Task statement =>
Using the material that follows, identify and copy each line with the string "ouverture".

Exercise data =>

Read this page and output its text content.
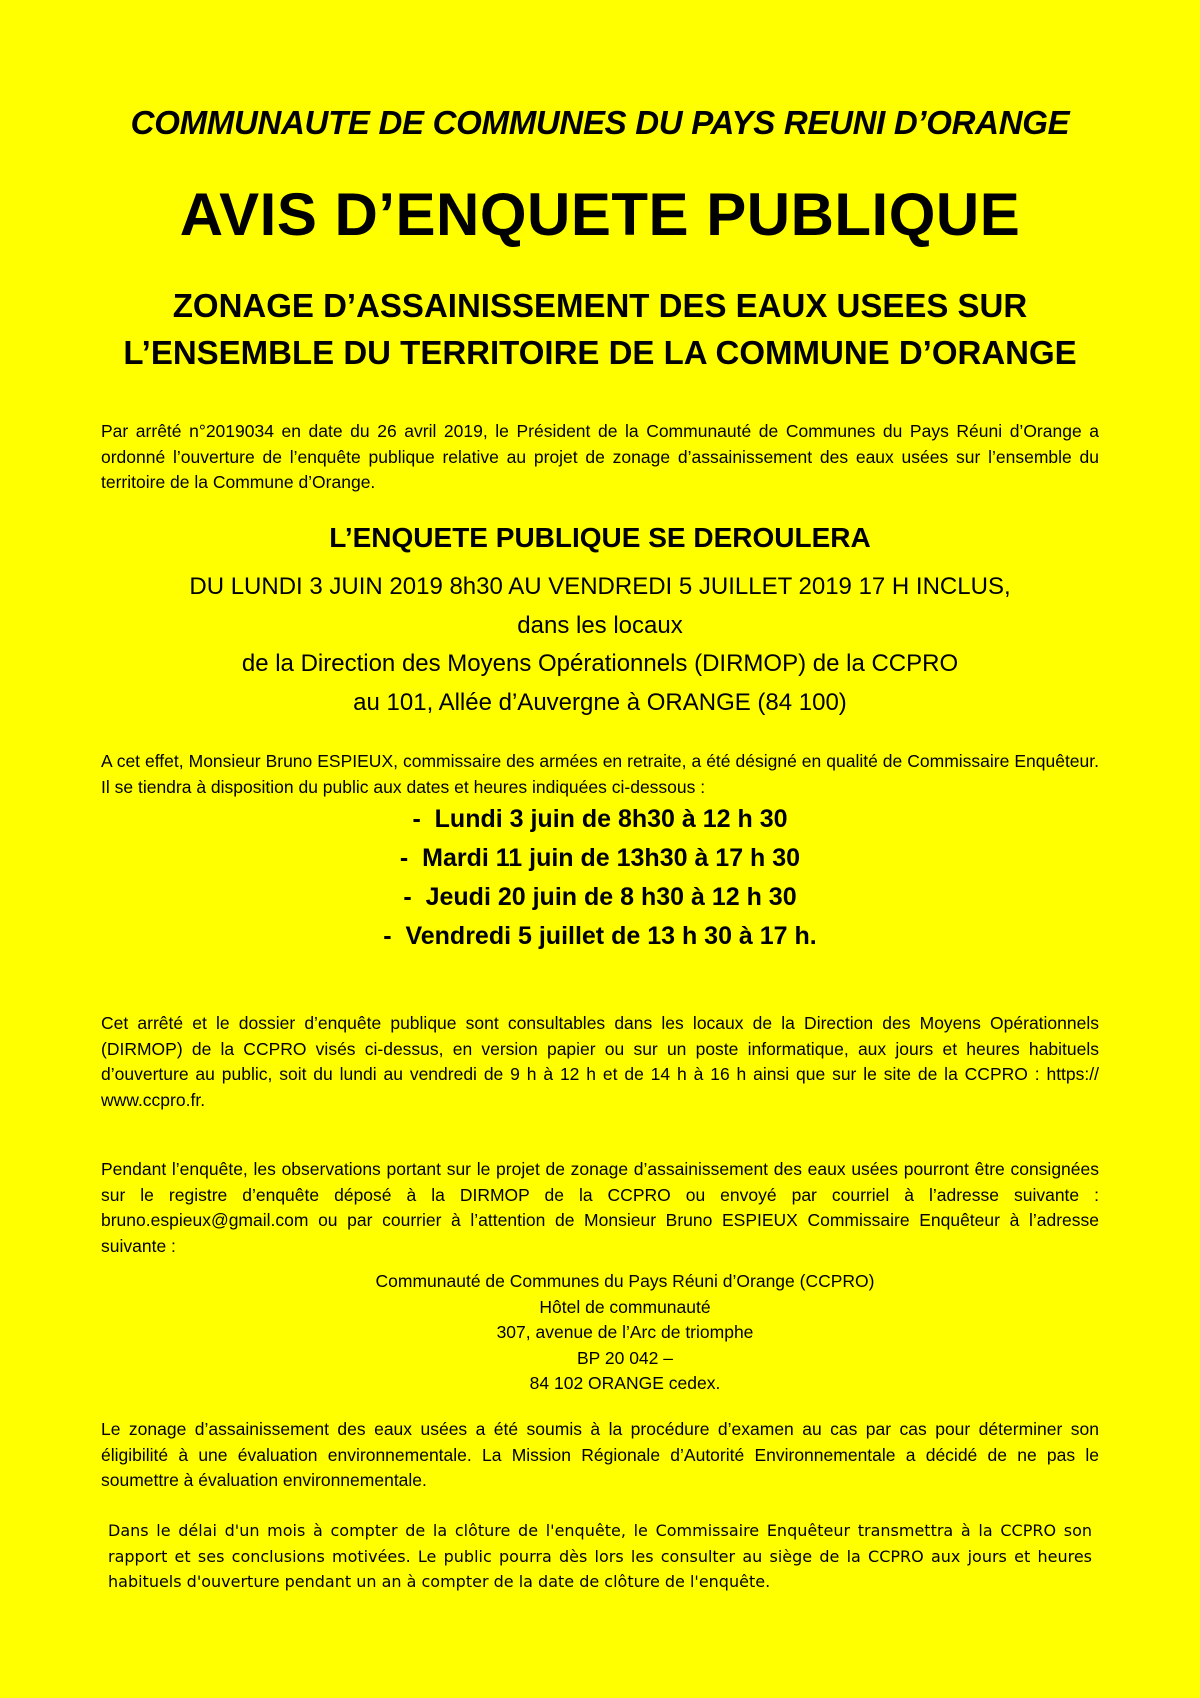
COMMUNAUTE DE COMMUNES DU PAYS REUNI D’ORANGE
AVIS D’ENQUETE PUBLIQUE
ZONAGE D’ASSAINISSEMENT DES EAUX USEES SUR
L’ENSEMBLE DU TERRITOIRE DE LA COMMUNE D’ORANGE
Par arrêté n°2019034 en date du 26 avril 2019, le Président de la Communauté de Communes du Pays Réuni d’Orange a ordonné l’ouverture de l’enquête publique relative au projet de zonage d’assainissement des eaux usées sur l’ensemble du territoire de la Commune d’Orange.
L’ENQUETE PUBLIQUE SE DEROULERA
DU LUNDI 3 JUIN 2019 8h30 AU VENDREDI 5 JUILLET 2019 17 H INCLUS,
dans les locaux
de la Direction des Moyens Opérationnels (DIRMOP) de la CCPRO
au 101, Allée d’Auvergne à ORANGE (84 100)
A cet effet, Monsieur Bruno ESPIEUX, commissaire des armées en retraite, a été désigné en qualité de Commissaire Enquêteur. Il se tiendra à disposition du public aux dates et heures indiquées ci-dessous :
-  Lundi 3 juin de 8h30 à 12 h 30
-  Mardi 11 juin de 13h30 à 17 h 30
-  Jeudi 20 juin de 8 h30 à 12 h 30
-  Vendredi 5 juillet de 13 h 30 à 17 h.
Cet arrêté et le dossier d’enquête publique sont consultables dans les locaux de la Direction des Moyens Opérationnels (DIRMOP) de la CCPRO visés ci-dessus, en version papier ou sur un poste informatique, aux jours et heures habituels d’ouverture au public, soit du lundi au vendredi de 9 h à 12 h et de 14 h à 16 h ainsi que sur le site de la CCPRO : https:// www.ccpro.fr.
Pendant l’enquête, les observations portant sur le projet de zonage d’assainissement des eaux usées pourront être consignées sur le registre d’enquête déposé à la DIRMOP de la CCPRO ou envoyé par courriel à l’adresse suivante : bruno.espieux@gmail.com ou par courrier à l’attention de Monsieur Bruno ESPIEUX Commissaire Enquêteur à l’adresse suivante :
Communauté de Communes du Pays Réuni d’Orange (CCPRO)
Hôtel de communauté
307, avenue de l’Arc de triomphe
BP 20 042 –
84 102 ORANGE cedex.
Le zonage d’assainissement des eaux usées a été soumis à la procédure d’examen au cas par cas pour déterminer son éligibilité à une évaluation environnementale. La Mission Régionale d’Autorité Environnementale a décidé de ne pas le soumettre à évaluation environnementale.
Dans le délai d'un mois à compter de la clôture de l'enquête, le Commissaire Enquêteur transmettra à la CCPRO son rapport et ses conclusions motivées. Le public pourra dès lors les consulter au siège de la CCPRO aux jours et heures habituels d'ouverture pendant un an à compter de la date de clôture de l'enquête.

Correct result =>
Par arrêté n°2019034 en date du 26 avril 2019, le Président de la Communauté de Communes du Pays Réuni d’Orange a ordonné l’ouverture de l’enquête publique relative au projet de zonage d’assainissement des eaux usées sur l’ensemble du territoire de la Commune d’Orange.
Cet arrêté et le dossier d’enquête publique sont consultables dans les locaux de la Direction des Moyens Opérationnels (DIRMOP) de la CCPRO visés ci-dessus, en version papier ou sur un poste informatique, aux jours et heures habituels d’ouverture au public, soit du lundi au vendredi de 9 h à 12 h et de 14 h à 16 h ainsi que sur le site de la CCPRO : https:// www.ccpro.fr.
Dans le délai d'un mois à compter de la clôture de l'enquête, le Commissaire Enquêteur transmettra à la CCPRO son rapport et ses conclusions motivées. Le public pourra dès lors les consulter au siège de la CCPRO aux jours et heures habituels d'ouverture pendant un an à compter de la date de clôture de l'enquête.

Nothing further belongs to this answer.